# WORK TO COMPLETE
Find every line in the records below that contains the word "Spot", and copy each such line.

# DATA EXCERPTS
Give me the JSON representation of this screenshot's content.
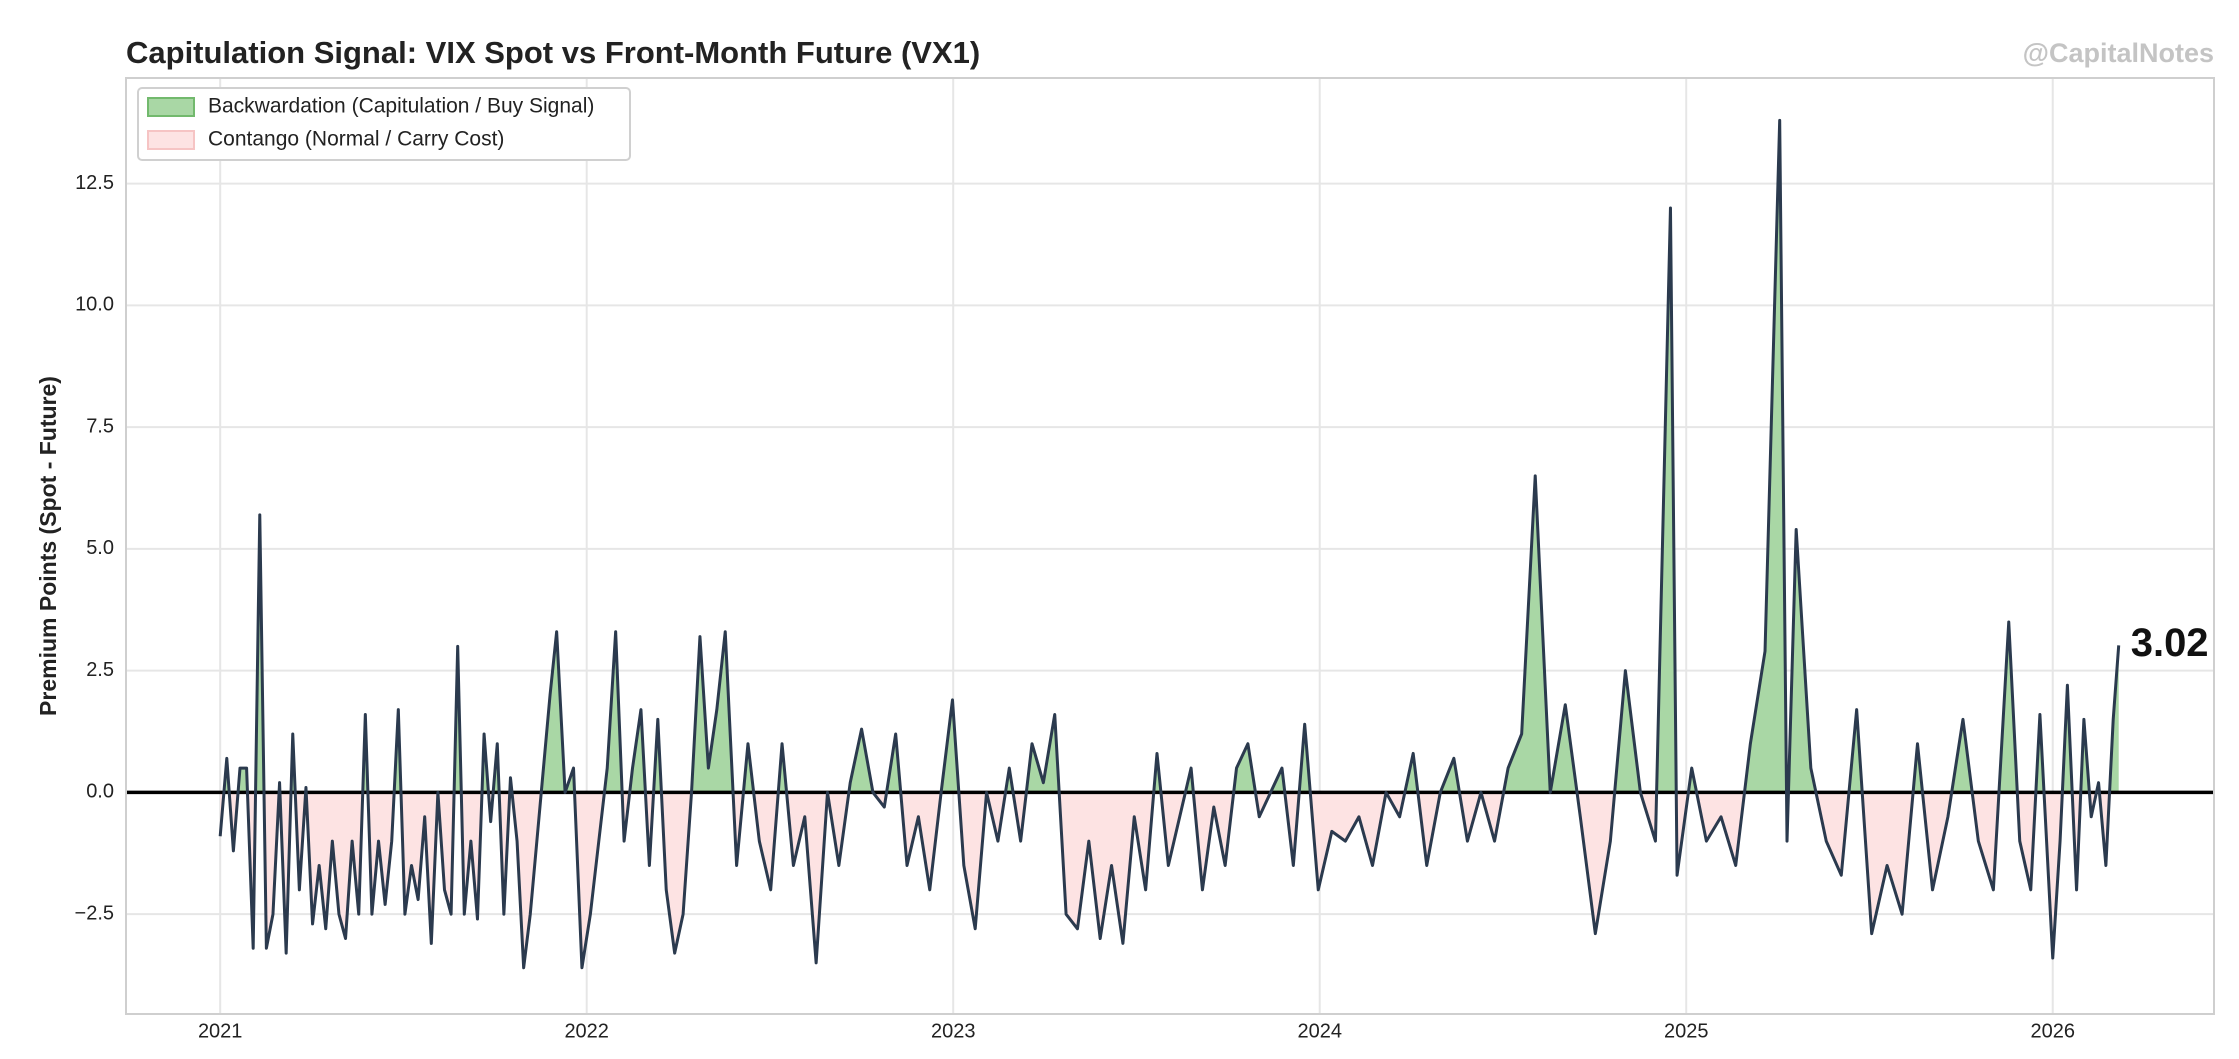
{
  "chart_data": {
    "type": "line",
    "title": "Capitulation Signal: VIX Spot vs Front-Month Future (VX1)",
    "watermark": "@CapitalNotes",
    "ylabel": "Premium Points (Spot - Future)",
    "xlim": [
      2020.743,
      2026.44
    ],
    "ylim": [
      -4.55,
      14.67
    ],
    "xticks": [
      2021,
      2022,
      2023,
      2024,
      2025,
      2026
    ],
    "yticks": [
      {
        "value": -2.5,
        "label": "−2.5"
      },
      {
        "value": 0,
        "label": "0.0"
      },
      2.5,
      {
        "value": 5,
        "label": "5.0"
      },
      7.5,
      {
        "value": 10,
        "label": "10.0"
      },
      12.5
    ],
    "grid": true,
    "hline": 0,
    "legend": "upper left",
    "fills": [
      {
        "name": "Backwardation (Capitulation / Buy Signal)",
        "color": "#a9d7a5",
        "edge": "#72b96d"
      },
      {
        "name": "Contango (Normal / Carry Cost)",
        "color": "#fde3e3",
        "edge": "#f6c4c4"
      }
    ],
    "x": [
      2021.0,
      2021.018,
      2021.036,
      2021.054,
      2021.072,
      2021.09,
      2021.108,
      2021.126,
      2021.144,
      2021.162,
      2021.18,
      2021.198,
      2021.216,
      2021.234,
      2021.252,
      2021.27,
      2021.288,
      2021.306,
      2021.324,
      2021.342,
      2021.36,
      2021.378,
      2021.396,
      2021.414,
      2021.432,
      2021.45,
      2021.468,
      2021.486,
      2021.504,
      2021.522,
      2021.54,
      2021.558,
      2021.576,
      2021.594,
      2021.612,
      2021.63,
      2021.648,
      2021.666,
      2021.684,
      2021.702,
      2021.72,
      2021.738,
      2021.756,
      2021.774,
      2021.792,
      2021.81,
      2021.828,
      2021.846,
      2021.864,
      2021.882,
      2021.9,
      2021.918,
      2021.941,
      2021.964,
      2021.987,
      2022.01,
      2022.033,
      2022.056,
      2022.079,
      2022.102,
      2022.125,
      2022.148,
      2022.171,
      2022.194,
      2022.217,
      2022.24,
      2022.263,
      2022.286,
      2022.309,
      2022.332,
      2022.355,
      2022.378,
      2022.409,
      2022.44,
      2022.471,
      2022.502,
      2022.533,
      2022.564,
      2022.595,
      2022.626,
      2022.657,
      2022.688,
      2022.719,
      2022.75,
      2022.781,
      2022.812,
      2022.843,
      2022.874,
      2022.905,
      2022.936,
      2022.967,
      2022.998,
      2023.029,
      2023.06,
      2023.091,
      2023.122,
      2023.153,
      2023.184,
      2023.215,
      2023.246,
      2023.277,
      2023.308,
      2023.339,
      2023.37,
      2023.401,
      2023.432,
      2023.463,
      2023.494,
      2023.525,
      2023.556,
      2023.587,
      2023.618,
      2023.649,
      2023.68,
      2023.711,
      2023.742,
      2023.773,
      2023.804,
      2023.835,
      2023.866,
      2023.897,
      2023.928,
      2023.959,
      2023.996,
      2024.033,
      2024.07,
      2024.107,
      2024.144,
      2024.181,
      2024.218,
      2024.255,
      2024.292,
      2024.329,
      2024.366,
      2024.403,
      2024.44,
      2024.477,
      2024.514,
      2024.551,
      2024.588,
      2024.629,
      2024.67,
      2024.711,
      2024.752,
      2024.793,
      2024.834,
      2024.875,
      2024.916,
      2024.957,
      2024.975,
      2025.015,
      2025.055,
      2025.095,
      2025.135,
      2025.175,
      2025.215,
      2025.255,
      2025.275,
      2025.3,
      2025.34,
      2025.382,
      2025.423,
      2025.465,
      2025.506,
      2025.548,
      2025.589,
      2025.631,
      2025.672,
      2025.714,
      2025.755,
      2025.797,
      2025.838,
      2025.88,
      2025.91,
      2025.94,
      2025.965,
      2026.0,
      2026.02,
      2026.04,
      2026.065,
      2026.085,
      2026.105,
      2026.125,
      2026.145,
      2026.165,
      2026.18
    ],
    "series": [
      {
        "color": "#2b3a4e",
        "values": [
          -0.9,
          0.7,
          -1.2,
          0.5,
          0.5,
          -3.2,
          5.7,
          -3.2,
          -2.5,
          0.2,
          -3.3,
          1.2,
          -2.0,
          0.1,
          -2.7,
          -1.5,
          -2.8,
          -1.0,
          -2.5,
          -3.0,
          -1.0,
          -2.5,
          1.6,
          -2.5,
          -1.0,
          -2.3,
          -1.0,
          1.7,
          -2.5,
          -1.5,
          -2.2,
          -0.5,
          -3.1,
          0.0,
          -2.0,
          -2.5,
          3.0,
          -2.5,
          -1.0,
          -2.6,
          1.2,
          -0.6,
          1.0,
          -2.5,
          0.3,
          -1.0,
          -3.6,
          -2.5,
          -1.0,
          0.5,
          2.0,
          3.3,
          0.0,
          0.5,
          -3.6,
          -2.5,
          -1.0,
          0.5,
          3.3,
          -1.0,
          0.5,
          1.7,
          -1.5,
          1.5,
          -2.0,
          -3.3,
          -2.5,
          0.0,
          3.2,
          0.5,
          1.7,
          3.3,
          -1.5,
          1.0,
          -1.0,
          -2.0,
          1.0,
          -1.5,
          -0.5,
          -3.5,
          0.0,
          -1.5,
          0.2,
          1.3,
          0.0,
          -0.3,
          1.2,
          -1.5,
          -0.5,
          -2.0,
          0.0,
          1.9,
          -1.5,
          -2.8,
          0.0,
          -1.0,
          0.5,
          -1.0,
          1.0,
          0.2,
          1.6,
          -2.5,
          -2.8,
          -1.0,
          -3.0,
          -1.5,
          -3.1,
          -0.5,
          -2.0,
          0.8,
          -1.5,
          -0.5,
          0.5,
          -2.0,
          -0.3,
          -1.5,
          0.5,
          1.0,
          -0.5,
          0.0,
          0.5,
          -1.5,
          1.4,
          -2.0,
          -0.8,
          -1.0,
          -0.5,
          -1.5,
          0.0,
          -0.5,
          0.8,
          -1.5,
          0.0,
          0.7,
          -1.0,
          0.0,
          -1.0,
          0.5,
          1.2,
          6.5,
          0.0,
          1.8,
          -0.5,
          -2.9,
          -1.0,
          2.5,
          0.0,
          -1.0,
          12.0,
          -1.7,
          0.5,
          -1.0,
          -0.5,
          -1.5,
          1.0,
          2.9,
          13.8,
          -1.0,
          5.4,
          0.5,
          -1.0,
          -1.7,
          1.7,
          -2.9,
          -1.5,
          -2.5,
          1.0,
          -2.0,
          -0.5,
          1.5,
          -1.0,
          -2.0,
          3.5,
          -1.0,
          -2.0,
          1.6,
          -3.4,
          -1.0,
          2.2,
          -2.0,
          1.5,
          -0.5,
          0.2,
          -1.5,
          1.5,
          3.02
        ]
      }
    ],
    "annotations": [
      {
        "text": "3.02",
        "x": 2026.18,
        "y": 3.02
      }
    ]
  }
}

# THE RESPONSE
    "title": "Capitulation Signal: VIX Spot vs Front-Month Future (VX1)",
    "ylabel": "Premium Points (Spot - Future)",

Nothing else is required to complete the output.